(Collected data entries)
## start

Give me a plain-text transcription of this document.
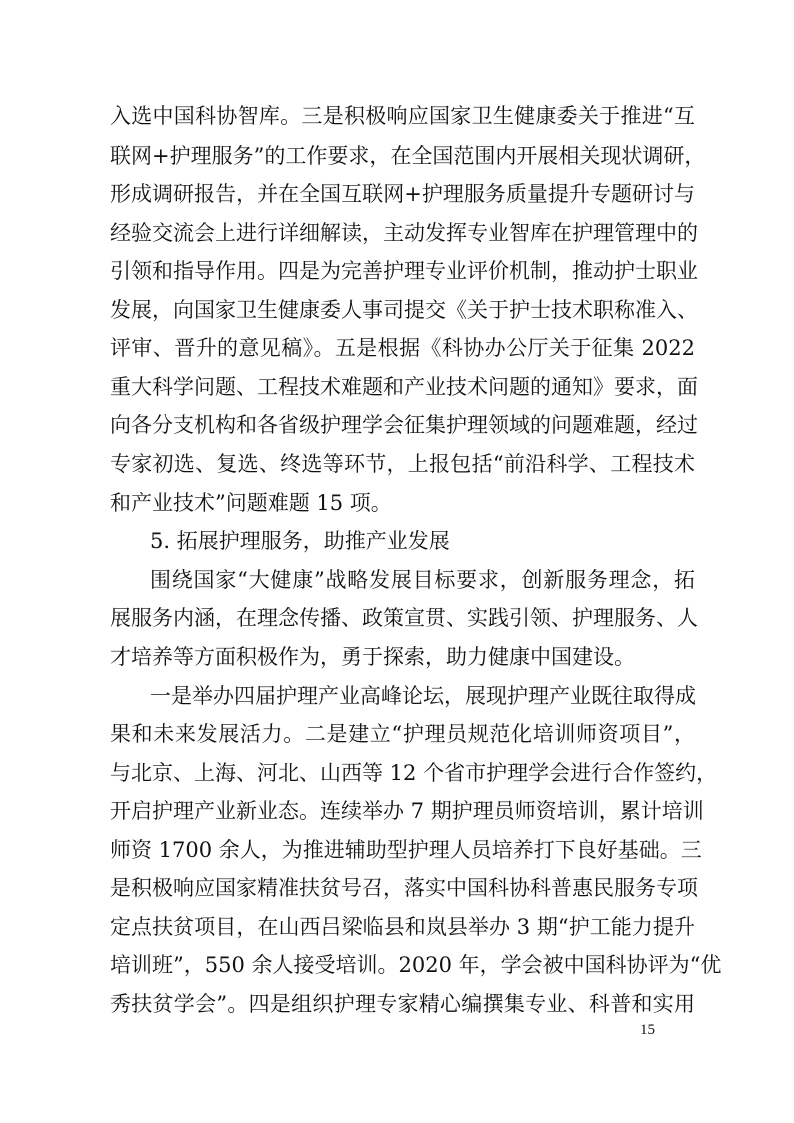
入选中国科协智库。三是积极响应国家卫生健康委关于推进“互
联网+护理服务”的工作要求，在全国范围内开展相关现状调研，
形成调研报告，并在全国互联网+护理服务质量提升专题研讨与
经验交流会上进行详细解读，主动发挥专业智库在护理管理中的
引领和指导作用。四是为完善护理专业评价机制，推动护士职业
发展，向国家卫生健康委人事司提交《关于护士技术职称准入、
评审、晋升的意见稿》。五是根据《科协办公厅关于征集 2022
重大科学问题、工程技术难题和产业技术问题的通知》要求，面
向各分支机构和各省级护理学会征集护理领域的问题难题，经过
专家初选、复选、终选等环节，上报包括“前沿科学、工程技术
和产业技术”问题难题 15 项。
5. 拓展护理服务，助推产业发展
围绕国家“大健康”战略发展目标要求，创新服务理念，拓
展服务内涵，在理念传播、政策宣贯、实践引领、护理服务、人
才培养等方面积极作为，勇于探索，助力健康中国建设。
一是举办四届护理产业高峰论坛，展现护理产业既往取得成
果和未来发展活力。二是建立“护理员规范化培训师资项目”，
与北京、上海、河北、山西等 12 个省市护理学会进行合作签约，
开启护理产业新业态。连续举办 7 期护理员师资培训，累计培训
师资 1700 余人，为推进辅助型护理人员培养打下良好基础。三
是积极响应国家精准扶贫号召，落实中国科协科普惠民服务专项
定点扶贫项目，在山西吕梁临县和岚县举办 3 期“护工能力提升
培训班”，550 余人接受培训。2020 年，学会被中国科协评为“优
秀扶贫学会”。四是组织护理专家精心编撰集专业、科普和实用
15
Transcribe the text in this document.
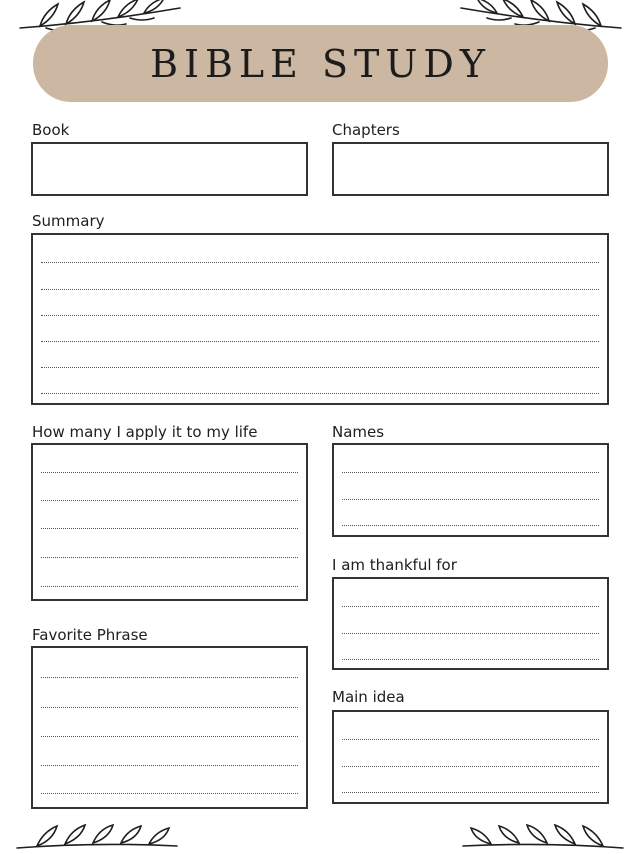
BIBLE STUDY
Book	Chapters
Summary
How many I apply it to my life	Names
I am thankful for
Favorite Phrase
Main idea
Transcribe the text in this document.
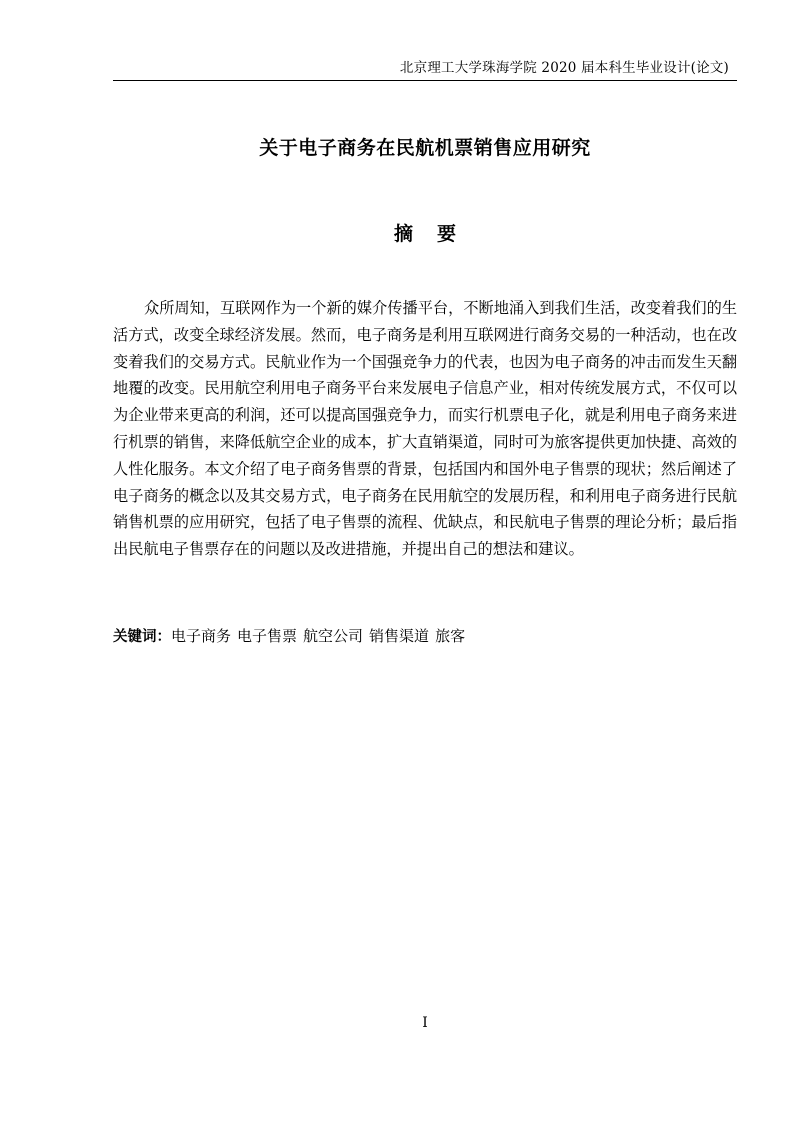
北京理工大学珠海学院 2020 届本科生毕业设计(论文)
关于电子商务在民航机票销售应用研究
摘要

众所周知，互联网作为一个新的媒介传播平台，不断地涌入到我们生活，改变着我们的生活方式，改变全球经济发展。然而，电子商务是利用互联网进行商务交易的一种活动，也在改变着我们的交易方式。民航业作为一个国强竞争力的代表，也因为电子商务的冲击而发生天翻地覆的改变。民用航空利用电子商务平台来发展电子信息产业，相对传统发展方式，不仅可以为企业带来更高的利润，还可以提高国强竞争力，而实行机票电子化，就是利用电子商务来进行机票的销售，来降低航空企业的成本，扩大直销渠道，同时可为旅客提供更加快捷、高效的人性化服务。本文介绍了电子商务售票的背景，包括国内和国外电子售票的现状；然后阐述了电子商务的概念以及其交易方式，电子商务在民用航空的发展历程，和利用电子商务进行民航销售机票的应用研究，包括了电子售票的流程、优缺点，和民航电子售票的理论分析；最后指出民航电子售票存在的问题以及改进措施，并提出自己的想法和建议。

关键词：电子商务 电子售票 航空公司 销售渠道 旅客
I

## end

__Given task__. Set down the material exactly, every line of it, except for the pictures.

__Written response__.
Give me a plain-text transcription of this document.
入选中国科协智库。三是积极响应国家卫生健康委关于推进“互
联网+护理服务”的工作要求，在全国范围内开展相关现状调研，
形成调研报告，并在全国互联网+护理服务质量提升专题研讨与
经验交流会上进行详细解读，主动发挥专业智库在护理管理中的
引领和指导作用。四是为完善护理专业评价机制，推动护士职业
发展，向国家卫生健康委人事司提交《关于护士技术职称准入、
评审、晋升的意见稿》。五是根据《科协办公厅关于征集 2022
重大科学问题、工程技术难题和产业技术问题的通知》要求，面
向各分支机构和各省级护理学会征集护理领域的问题难题，经过
专家初选、复选、终选等环节，上报包括“前沿科学、工程技术
和产业技术”问题难题 15 项。
5. 拓展护理服务，助推产业发展
围绕国家“大健康”战略发展目标要求，创新服务理念，拓
展服务内涵，在理念传播、政策宣贯、实践引领、护理服务、人
才培养等方面积极作为，勇于探索，助力健康中国建设。
一是举办四届护理产业高峰论坛，展现护理产业既往取得成
果和未来发展活力。二是建立“护理员规范化培训师资项目”，
与北京、上海、河北、山西等 12 个省市护理学会进行合作签约，
开启护理产业新业态。连续举办 7 期护理员师资培训，累计培训
师资 1700 余人，为推进辅助型护理人员培养打下良好基础。三
是积极响应国家精准扶贫号召，落实中国科协科普惠民服务专项
定点扶贫项目，在山西吕梁临县和岚县举办 3 期“护工能力提升
培训班”，550 余人接受培训。2020 年，学会被中国科协评为“优
秀扶贫学会”。四是组织护理专家精心编撰集专业、科普和实用
15
Transcribe the text in this document.
BIBLE STUDY
Book	Chapters
Summary
How many I apply it to my life	Names
I am thankful for
Favorite Phrase
Main idea
Transcribe the text in this document.
北京理工大学珠海学院 2020 届本科生毕业设计(论文)
关于电子商务在民航机票销售应用研究
摘要

众所周知，互联网作为一个新的媒介传播平台，不断地涌入到我们生活，改变着我们的生活方式，改变全球经济发展。然而，电子商务是利用互联网进行商务交易的一种活动，也在改变着我们的交易方式。民航业作为一个国强竞争力的代表，也因为电子商务的冲击而发生天翻地覆的改变。民用航空利用电子商务平台来发展电子信息产业，相对传统发展方式，不仅可以为企业带来更高的利润，还可以提高国强竞争力，而实行机票电子化，就是利用电子商务来进行机票的销售，来降低航空企业的成本，扩大直销渠道，同时可为旅客提供更加快捷、高效的人性化服务。本文介绍了电子商务售票的背景，包括国内和国外电子售票的现状；然后阐述了电子商务的概念以及其交易方式，电子商务在民用航空的发展历程，和利用电子商务进行民航销售机票的应用研究，包括了电子售票的流程、优缺点，和民航电子售票的理论分析；最后指出民航电子售票存在的问题以及改进措施，并提出自己的想法和建议。

关键词：电子商务 电子售票 航空公司 销售渠道 旅客
I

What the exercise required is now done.